● WHAT YOU WILL DO: Output all the entries word for word. Omit the pictures.
-- begin --
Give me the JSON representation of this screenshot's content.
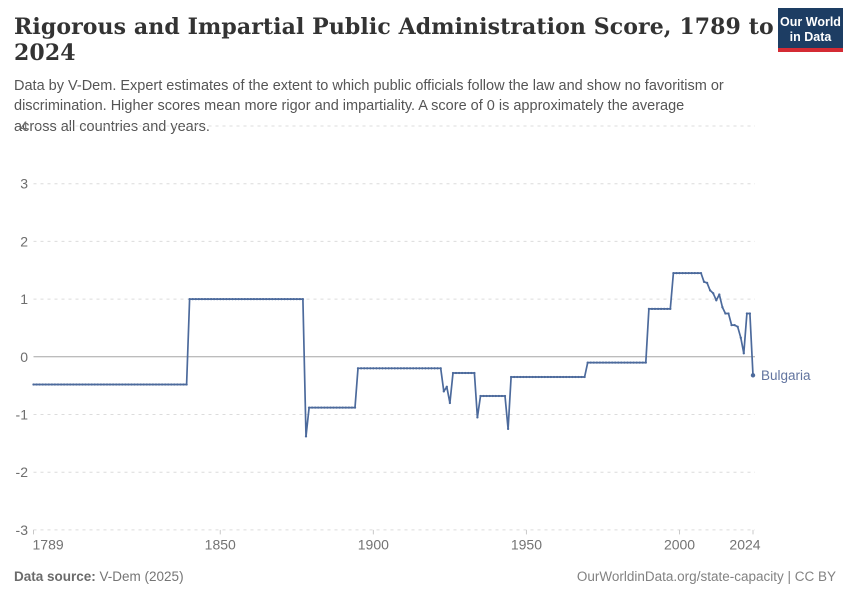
{
  "header": {
    "title": "Rigorous and Impartial Public Administration Score, 1789 to 2024",
    "subtitle_lines": [
      "Data by V-Dem. Expert estimates of the extent to which public officials follow the law and show no favoritism or",
      "discrimination. Higher scores mean more rigor and impartiality. A score of 0 is approximately the average",
      "across all countries and years."
    ],
    "logo": {
      "line1": "Our World",
      "line2": "in Data",
      "bg_color": "#1d3d63",
      "accent_color": "#d42b34"
    }
  },
  "chart_data": {
    "type": "line",
    "title": "Rigorous and Impartial Public Administration Score, 1789 to 2024",
    "xlabel": "",
    "ylabel": "",
    "x_range": [
      1789,
      2024
    ],
    "ylim": [
      -3,
      4
    ],
    "grid": true,
    "y_ticks": [
      4,
      3,
      2,
      1,
      0,
      -1,
      -2,
      -3
    ],
    "x_ticks": [
      1789,
      1850,
      1900,
      1950,
      2000,
      2024
    ],
    "legend_position": "end-of-line-label",
    "line_color": "#4c6a9c",
    "entity_label_color": "#62749f",
    "series": [
      {
        "name": "Bulgaria",
        "breakpoints": [
          [
            1789,
            -0.48
          ],
          [
            1839,
            -0.48
          ],
          [
            1840,
            1.0
          ],
          [
            1877,
            1.0
          ],
          [
            1878,
            -1.38
          ],
          [
            1879,
            -0.88
          ],
          [
            1894,
            -0.88
          ],
          [
            1895,
            -0.2
          ],
          [
            1922,
            -0.2
          ],
          [
            1923,
            -0.6
          ],
          [
            1924,
            -0.52
          ],
          [
            1925,
            -0.8
          ],
          [
            1926,
            -0.28
          ],
          [
            1933,
            -0.28
          ],
          [
            1934,
            -1.05
          ],
          [
            1935,
            -0.68
          ],
          [
            1943,
            -0.68
          ],
          [
            1944,
            -1.25
          ],
          [
            1945,
            -0.35
          ],
          [
            1969,
            -0.35
          ],
          [
            1970,
            -0.1
          ],
          [
            1989,
            -0.1
          ],
          [
            1990,
            0.83
          ],
          [
            1997,
            0.83
          ],
          [
            1998,
            1.45
          ],
          [
            2007,
            1.45
          ],
          [
            2008,
            1.3
          ],
          [
            2009,
            1.28
          ],
          [
            2010,
            1.15
          ],
          [
            2011,
            1.1
          ],
          [
            2012,
            0.98
          ],
          [
            2013,
            1.08
          ],
          [
            2014,
            0.86
          ],
          [
            2015,
            0.75
          ],
          [
            2016,
            0.75
          ],
          [
            2017,
            0.55
          ],
          [
            2018,
            0.55
          ],
          [
            2019,
            0.52
          ],
          [
            2020,
            0.33
          ],
          [
            2021,
            0.06
          ],
          [
            2022,
            0.75
          ],
          [
            2023,
            0.75
          ],
          [
            2024,
            -0.32
          ]
        ]
      }
    ]
  },
  "footer": {
    "source_label": "Data source:",
    "source_value": " V-Dem (2025)",
    "right_text": "OurWorldinData.org/state-capacity | CC BY"
  }
}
-- end --
● THE OUTPUT:
Give me the JSON representation of this screenshot's content.
{
  "header": {
    "title": "Rigorous and Impartial Public Administration Score, 1789 to 2024",
    "subtitle_lines": [
      "Data by V-Dem. Expert estimates of the extent to which public officials follow the law and show no favoritism or",
      "discrimination. Higher scores mean more rigor and impartiality. A score of 0 is approximately the average",
      "across all countries and years."
    ],
    "logo": {
      "line1": "Our World",
      "line2": "in Data",
      "bg_color": "#1d3d63",
      "accent_color": "#d42b34"
    }
  },
  "chart_data": {
    "type": "line",
    "title": "Rigorous and Impartial Public Administration Score, 1789 to 2024",
    "xlabel": "",
    "ylabel": "",
    "x_range": [
      1789,
      2024
    ],
    "ylim": [
      -3,
      4
    ],
    "grid": true,
    "y_ticks": [
      4,
      3,
      2,
      1,
      0,
      -1,
      -2,
      -3
    ],
    "x_ticks": [
      1789,
      1850,
      1900,
      1950,
      2000,
      2024
    ],
    "legend_position": "end-of-line-label",
    "line_color": "#4c6a9c",
    "entity_label_color": "#62749f",
    "series": [
      {
        "name": "Bulgaria",
        "breakpoints": [
          [
            1789,
            -0.48
          ],
          [
            1839,
            -0.48
          ],
          [
            1840,
            1.0
          ],
          [
            1877,
            1.0
          ],
          [
            1878,
            -1.38
          ],
          [
            1879,
            -0.88
          ],
          [
            1894,
            -0.88
          ],
          [
            1895,
            -0.2
          ],
          [
            1922,
            -0.2
          ],
          [
            1923,
            -0.6
          ],
          [
            1924,
            -0.52
          ],
          [
            1925,
            -0.8
          ],
          [
            1926,
            -0.28
          ],
          [
            1933,
            -0.28
          ],
          [
            1934,
            -1.05
          ],
          [
            1935,
            -0.68
          ],
          [
            1943,
            -0.68
          ],
          [
            1944,
            -1.25
          ],
          [
            1945,
            -0.35
          ],
          [
            1969,
            -0.35
          ],
          [
            1970,
            -0.1
          ],
          [
            1989,
            -0.1
          ],
          [
            1990,
            0.83
          ],
          [
            1997,
            0.83
          ],
          [
            1998,
            1.45
          ],
          [
            2007,
            1.45
          ],
          [
            2008,
            1.3
          ],
          [
            2009,
            1.28
          ],
          [
            2010,
            1.15
          ],
          [
            2011,
            1.1
          ],
          [
            2012,
            0.98
          ],
          [
            2013,
            1.08
          ],
          [
            2014,
            0.86
          ],
          [
            2015,
            0.75
          ],
          [
            2016,
            0.75
          ],
          [
            2017,
            0.55
          ],
          [
            2018,
            0.55
          ],
          [
            2019,
            0.52
          ],
          [
            2020,
            0.33
          ],
          [
            2021,
            0.06
          ],
          [
            2022,
            0.75
          ],
          [
            2023,
            0.75
          ],
          [
            2024,
            -0.32
          ]
        ]
      }
    ]
  },
  "footer": {
    "source_label": "Data source:",
    "source_value": " V-Dem (2025)",
    "right_text": "OurWorldinData.org/state-capacity | CC BY"
  }
}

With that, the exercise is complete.